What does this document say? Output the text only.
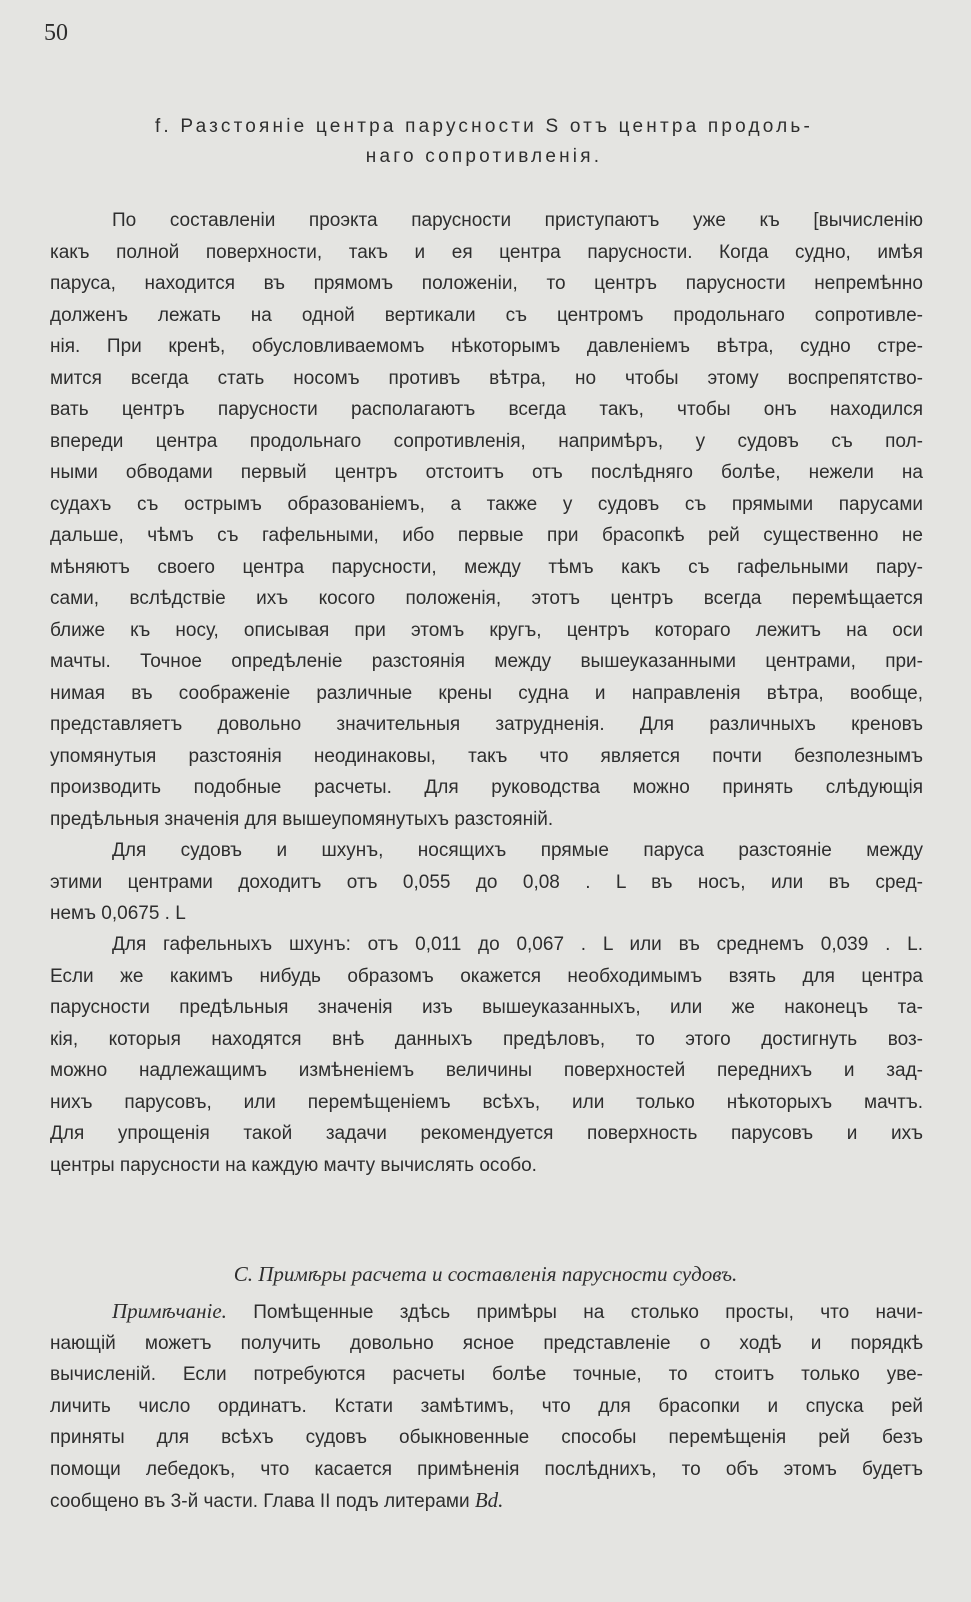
50
f. Разстояніе центра парусности S отъ центра продоль-
наго сопротивленія.
По составленіи проэкта парусности приступаютъ уже къ [вычисленію
какъ полной поверхности, такъ и ея центра парусности. Когда судно, имѣя
паруса, находится въ прямомъ положеніи, то центръ парусности непремѣнно
долженъ лежать на одной вертикали съ центромъ продольнаго сопротивле-
нія. При кренѣ, обусловливаемомъ нѣкоторымъ давленіемъ вѣтра, судно стре-
мится всегда стать носомъ противъ вѣтра, но чтобы этому воспрепятство-
вать центръ парусности располагаютъ всегда такъ, чтобы онъ находился
впереди центра продольнаго сопротивленія, напримѣръ, у судовъ съ пол-
ными обводами первый центръ отстоитъ отъ послѣдняго болѣе, нежели на
судахъ съ острымъ образованіемъ, а также у судовъ съ прямыми парусами
дальше, чѣмъ съ гафельными, ибо первые при брасопкѣ рей существенно не
мѣняютъ своего центра парусности, между тѣмъ какъ съ гафельными пару-
сами, вслѣдствіе ихъ косого положенія, этотъ центръ всегда перемѣщается
ближе къ носу, описывая при этомъ кругъ, центръ котораго лежитъ на оси
мачты. Точное опредѣленіе разстоянія между вышеуказанными центрами, при-
нимая въ соображеніе различные крены судна и направленія вѣтра, вообще,
представляетъ довольно значительныя затрудненія. Для различныхъ креновъ
упомянутыя разстоянія неодинаковы, такъ что является почти безполезнымъ
производить подобные расчеты. Для руководства можно принять слѣдующія
предѣльныя значенія для вышеупомянутыхъ разстояній.
Для судовъ и шхунъ, носящихъ прямые паруса разстояніе между
этими центрами доходитъ отъ 0,055 до 0,08 . L въ носъ, или въ сред-
немъ 0,0675 . L
Для гафельныхъ шхунъ: отъ 0,011 до 0,067 . L или въ среднемъ 0,039 . L.
Если же какимъ нибудь образомъ окажется необходимымъ взять для центра
парусности предѣльныя значенія изъ вышеуказанныхъ, или же наконецъ та-
кія, которыя находятся внѣ данныхъ предѣловъ, то этого достигнуть воз-
можно надлежащимъ измѣненіемъ величины поверхностей переднихъ и зад-
нихъ парусовъ, или перемѣщеніемъ всѣхъ, или только нѣкоторыхъ мачтъ.
Для упрощенія такой задачи рекомендуется поверхность парусовъ и ихъ
центры парусности на каждую мачту вычислять особо.
С. Примѣры расчета и составленія парусности судовъ.
Примѣчаніе. Помѣщенные здѣсь примѣры на столько просты, что начи-
нающій можетъ получить довольно ясное представленіе о ходѣ и порядкѣ
вычисленій. Если потребуются расчеты болѣе точные, то стоитъ только уве-
личить число ординатъ. Кстати замѣтимъ, что для брасопки и спуска рей
приняты для всѣхъ судовъ обыкновенные способы перемѣщенія рей безъ
помощи лебедокъ, что касается примѣненія послѣднихъ, то объ этомъ будетъ
сообщено въ 3-й части. Глава II подъ литерами Bd.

- - - - - - -

#### [THE REQUEST]
Copy out every line of the material above exactly, skipping the pictures.

#### [WRITTEN RESPONSE]
What does this document say? Output the text only.
50
f. Разстояніе центра парусности S отъ центра продоль-
наго сопротивленія.
По составленіи проэкта парусности приступаютъ уже къ [вычисленію
какъ полной поверхности, такъ и ея центра парусности. Когда судно, имѣя
паруса, находится въ прямомъ положеніи, то центръ парусности непремѣнно
долженъ лежать на одной вертикали съ центромъ продольнаго сопротивле-
нія. При кренѣ, обусловливаемомъ нѣкоторымъ давленіемъ вѣтра, судно стре-
мится всегда стать носомъ противъ вѣтра, но чтобы этому воспрепятство-
вать центръ парусности располагаютъ всегда такъ, чтобы онъ находился
впереди центра продольнаго сопротивленія, напримѣръ, у судовъ съ пол-
ными обводами первый центръ отстоитъ отъ послѣдняго болѣе, нежели на
судахъ съ острымъ образованіемъ, а также у судовъ съ прямыми парусами
дальше, чѣмъ съ гафельными, ибо первые при брасопкѣ рей существенно не
мѣняютъ своего центра парусности, между тѣмъ какъ съ гафельными пару-
сами, вслѣдствіе ихъ косого положенія, этотъ центръ всегда перемѣщается
ближе къ носу, описывая при этомъ кругъ, центръ котораго лежитъ на оси
мачты. Точное опредѣленіе разстоянія между вышеуказанными центрами, при-
нимая въ соображеніе различные крены судна и направленія вѣтра, вообще,
представляетъ довольно значительныя затрудненія. Для различныхъ креновъ
упомянутыя разстоянія неодинаковы, такъ что является почти безполезнымъ
производить подобные расчеты. Для руководства можно принять слѣдующія
предѣльныя значенія для вышеупомянутыхъ разстояній.
Для судовъ и шхунъ, носящихъ прямые паруса разстояніе между
этими центрами доходитъ отъ 0,055 до 0,08 . L въ носъ, или въ сред-
немъ 0,0675 . L
Для гафельныхъ шхунъ: отъ 0,011 до 0,067 . L или въ среднемъ 0,039 . L.
Если же какимъ нибудь образомъ окажется необходимымъ взять для центра
парусности предѣльныя значенія изъ вышеуказанныхъ, или же наконецъ та-
кія, которыя находятся внѣ данныхъ предѣловъ, то этого достигнуть воз-
можно надлежащимъ измѣненіемъ величины поверхностей переднихъ и зад-
нихъ парусовъ, или перемѣщеніемъ всѣхъ, или только нѣкоторыхъ мачтъ.
Для упрощенія такой задачи рекомендуется поверхность парусовъ и ихъ
центры парусности на каждую мачту вычислять особо.
С. Примѣры расчета и составленія парусности судовъ.
Примѣчаніе. Помѣщенные здѣсь примѣры на столько просты, что начи-
нающій можетъ получить довольно ясное представленіе о ходѣ и порядкѣ
вычисленій. Если потребуются расчеты болѣе точные, то стоитъ только уве-
личить число ординатъ. Кстати замѣтимъ, что для брасопки и спуска рей
приняты для всѣхъ судовъ обыкновенные способы перемѣщенія рей безъ
помощи лебедокъ, что касается примѣненія послѣднихъ, то объ этомъ будетъ
сообщено въ 3-й части. Глава II подъ литерами Bd.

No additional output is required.